What you should do:
Using the data beneath, show every line that includes the word "Dashboard".

Information supplied:
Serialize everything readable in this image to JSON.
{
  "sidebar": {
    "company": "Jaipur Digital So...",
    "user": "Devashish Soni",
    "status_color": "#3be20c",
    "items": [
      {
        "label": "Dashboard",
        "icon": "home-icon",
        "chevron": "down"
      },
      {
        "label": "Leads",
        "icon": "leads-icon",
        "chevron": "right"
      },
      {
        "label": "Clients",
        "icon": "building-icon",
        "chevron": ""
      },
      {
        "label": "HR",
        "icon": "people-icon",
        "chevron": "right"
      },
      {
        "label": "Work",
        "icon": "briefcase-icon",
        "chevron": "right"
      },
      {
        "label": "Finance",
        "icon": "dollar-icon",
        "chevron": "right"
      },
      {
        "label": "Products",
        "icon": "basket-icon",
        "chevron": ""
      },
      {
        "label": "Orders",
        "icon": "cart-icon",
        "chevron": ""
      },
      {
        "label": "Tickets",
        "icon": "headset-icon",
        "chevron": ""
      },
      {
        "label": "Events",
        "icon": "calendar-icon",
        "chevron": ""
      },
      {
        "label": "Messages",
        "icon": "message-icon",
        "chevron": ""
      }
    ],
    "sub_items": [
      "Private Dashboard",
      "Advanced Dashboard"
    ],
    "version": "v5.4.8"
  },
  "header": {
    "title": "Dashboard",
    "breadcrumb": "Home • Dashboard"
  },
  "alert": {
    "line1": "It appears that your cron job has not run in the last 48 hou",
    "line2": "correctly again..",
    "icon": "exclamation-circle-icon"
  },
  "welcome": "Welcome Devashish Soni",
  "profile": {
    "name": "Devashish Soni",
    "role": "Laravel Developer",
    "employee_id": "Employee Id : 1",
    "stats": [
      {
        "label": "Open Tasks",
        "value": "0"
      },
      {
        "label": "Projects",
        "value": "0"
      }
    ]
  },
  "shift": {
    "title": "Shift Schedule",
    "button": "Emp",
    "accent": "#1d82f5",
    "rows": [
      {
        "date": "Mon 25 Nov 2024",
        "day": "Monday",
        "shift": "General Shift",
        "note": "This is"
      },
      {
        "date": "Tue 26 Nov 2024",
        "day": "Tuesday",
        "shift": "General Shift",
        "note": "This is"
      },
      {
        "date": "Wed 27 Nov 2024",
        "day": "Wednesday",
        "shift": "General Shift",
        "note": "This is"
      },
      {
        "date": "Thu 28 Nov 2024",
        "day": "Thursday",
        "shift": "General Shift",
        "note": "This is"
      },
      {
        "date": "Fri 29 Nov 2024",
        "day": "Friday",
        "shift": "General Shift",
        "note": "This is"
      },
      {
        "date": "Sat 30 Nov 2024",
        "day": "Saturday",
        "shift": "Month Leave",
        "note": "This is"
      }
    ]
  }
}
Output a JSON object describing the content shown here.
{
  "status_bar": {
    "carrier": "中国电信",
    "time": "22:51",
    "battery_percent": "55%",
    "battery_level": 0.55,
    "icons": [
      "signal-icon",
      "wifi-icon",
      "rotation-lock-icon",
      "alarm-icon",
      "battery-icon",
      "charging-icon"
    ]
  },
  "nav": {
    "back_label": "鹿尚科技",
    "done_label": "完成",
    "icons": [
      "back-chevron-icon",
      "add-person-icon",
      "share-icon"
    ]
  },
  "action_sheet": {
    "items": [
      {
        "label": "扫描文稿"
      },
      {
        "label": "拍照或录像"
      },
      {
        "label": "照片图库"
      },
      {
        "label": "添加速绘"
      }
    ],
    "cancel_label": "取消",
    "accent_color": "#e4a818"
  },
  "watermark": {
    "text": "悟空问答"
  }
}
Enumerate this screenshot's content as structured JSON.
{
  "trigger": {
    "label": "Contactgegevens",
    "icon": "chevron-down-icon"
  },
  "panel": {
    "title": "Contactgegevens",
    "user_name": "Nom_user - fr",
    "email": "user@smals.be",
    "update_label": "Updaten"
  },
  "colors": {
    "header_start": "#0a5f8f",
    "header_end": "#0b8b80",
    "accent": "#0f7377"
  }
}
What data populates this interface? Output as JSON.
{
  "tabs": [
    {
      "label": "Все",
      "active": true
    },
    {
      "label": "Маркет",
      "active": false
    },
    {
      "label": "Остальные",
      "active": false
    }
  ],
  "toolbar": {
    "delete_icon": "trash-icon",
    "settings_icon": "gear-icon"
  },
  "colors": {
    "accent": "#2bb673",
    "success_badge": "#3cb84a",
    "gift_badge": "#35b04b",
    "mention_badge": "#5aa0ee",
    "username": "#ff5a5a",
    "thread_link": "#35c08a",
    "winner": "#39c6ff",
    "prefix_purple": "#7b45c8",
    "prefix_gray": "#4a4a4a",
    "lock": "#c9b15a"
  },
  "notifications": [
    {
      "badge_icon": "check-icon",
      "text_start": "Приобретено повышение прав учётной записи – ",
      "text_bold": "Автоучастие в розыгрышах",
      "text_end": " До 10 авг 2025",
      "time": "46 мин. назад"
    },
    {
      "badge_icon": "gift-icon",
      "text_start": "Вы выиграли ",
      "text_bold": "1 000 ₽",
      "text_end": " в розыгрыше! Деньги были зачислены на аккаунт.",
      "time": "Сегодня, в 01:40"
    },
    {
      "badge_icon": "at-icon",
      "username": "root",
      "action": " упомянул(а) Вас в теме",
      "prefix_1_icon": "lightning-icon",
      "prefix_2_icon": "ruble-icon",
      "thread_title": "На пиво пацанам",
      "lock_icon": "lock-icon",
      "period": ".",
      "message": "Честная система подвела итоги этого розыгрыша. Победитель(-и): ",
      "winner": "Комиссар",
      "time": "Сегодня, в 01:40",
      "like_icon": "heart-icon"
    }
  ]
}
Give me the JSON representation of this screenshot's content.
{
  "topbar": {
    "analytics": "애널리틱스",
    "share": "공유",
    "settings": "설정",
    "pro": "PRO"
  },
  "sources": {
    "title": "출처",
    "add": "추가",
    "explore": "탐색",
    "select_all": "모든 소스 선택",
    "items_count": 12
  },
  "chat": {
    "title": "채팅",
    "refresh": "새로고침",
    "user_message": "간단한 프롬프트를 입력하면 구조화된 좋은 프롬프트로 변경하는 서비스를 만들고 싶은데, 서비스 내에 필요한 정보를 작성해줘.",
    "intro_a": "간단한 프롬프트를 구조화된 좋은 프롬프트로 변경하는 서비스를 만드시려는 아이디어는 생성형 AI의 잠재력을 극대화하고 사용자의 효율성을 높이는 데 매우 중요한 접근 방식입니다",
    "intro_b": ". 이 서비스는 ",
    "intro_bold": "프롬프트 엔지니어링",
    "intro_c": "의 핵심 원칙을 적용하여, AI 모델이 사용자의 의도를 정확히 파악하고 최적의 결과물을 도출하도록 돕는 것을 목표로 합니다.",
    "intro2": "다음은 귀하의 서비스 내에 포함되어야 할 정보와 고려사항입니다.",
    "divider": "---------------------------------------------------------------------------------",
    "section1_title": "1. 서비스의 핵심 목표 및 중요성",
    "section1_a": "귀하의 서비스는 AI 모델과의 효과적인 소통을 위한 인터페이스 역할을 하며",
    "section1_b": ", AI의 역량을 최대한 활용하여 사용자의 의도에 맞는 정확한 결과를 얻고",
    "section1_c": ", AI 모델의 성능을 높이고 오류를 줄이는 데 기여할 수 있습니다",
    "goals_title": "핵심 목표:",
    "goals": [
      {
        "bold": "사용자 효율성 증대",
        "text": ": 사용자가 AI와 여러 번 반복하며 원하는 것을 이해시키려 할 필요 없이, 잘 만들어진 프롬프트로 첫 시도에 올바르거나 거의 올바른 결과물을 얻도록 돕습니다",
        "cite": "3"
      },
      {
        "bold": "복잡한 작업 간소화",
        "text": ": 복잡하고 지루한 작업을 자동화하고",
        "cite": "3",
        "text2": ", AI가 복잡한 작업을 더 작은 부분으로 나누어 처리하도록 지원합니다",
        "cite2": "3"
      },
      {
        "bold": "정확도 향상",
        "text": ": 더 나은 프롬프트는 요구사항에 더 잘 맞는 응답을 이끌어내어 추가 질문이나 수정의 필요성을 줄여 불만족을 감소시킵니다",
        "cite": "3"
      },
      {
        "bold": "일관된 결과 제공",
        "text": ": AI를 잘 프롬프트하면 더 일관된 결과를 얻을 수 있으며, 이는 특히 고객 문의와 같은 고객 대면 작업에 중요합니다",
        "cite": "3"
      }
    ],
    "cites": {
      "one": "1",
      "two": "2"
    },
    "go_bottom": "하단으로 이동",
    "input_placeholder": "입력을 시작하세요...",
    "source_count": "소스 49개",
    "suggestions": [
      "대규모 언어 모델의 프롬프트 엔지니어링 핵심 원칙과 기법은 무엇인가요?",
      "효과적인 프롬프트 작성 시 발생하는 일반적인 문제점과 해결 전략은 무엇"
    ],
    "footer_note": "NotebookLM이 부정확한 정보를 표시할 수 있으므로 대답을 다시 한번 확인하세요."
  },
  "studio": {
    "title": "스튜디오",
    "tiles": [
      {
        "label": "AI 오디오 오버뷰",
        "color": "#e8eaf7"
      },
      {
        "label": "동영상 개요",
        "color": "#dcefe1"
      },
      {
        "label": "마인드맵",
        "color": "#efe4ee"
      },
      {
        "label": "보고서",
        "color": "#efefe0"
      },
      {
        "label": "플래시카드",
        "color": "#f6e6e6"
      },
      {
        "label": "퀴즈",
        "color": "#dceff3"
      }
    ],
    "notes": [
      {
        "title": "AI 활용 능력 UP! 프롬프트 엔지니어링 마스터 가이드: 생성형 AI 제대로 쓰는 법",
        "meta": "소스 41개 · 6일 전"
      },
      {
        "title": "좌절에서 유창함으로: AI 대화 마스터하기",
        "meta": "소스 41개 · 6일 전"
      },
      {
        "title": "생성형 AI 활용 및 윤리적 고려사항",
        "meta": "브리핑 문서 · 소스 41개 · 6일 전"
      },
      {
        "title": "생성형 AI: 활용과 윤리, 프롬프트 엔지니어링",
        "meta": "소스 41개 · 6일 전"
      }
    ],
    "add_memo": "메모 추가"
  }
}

Response:
        "label": "Dashboard",
      "Private Dashboard",
      "Advanced Dashboard"
    "title": "Dashboard",
    "breadcrumb": "Home • Dashboard"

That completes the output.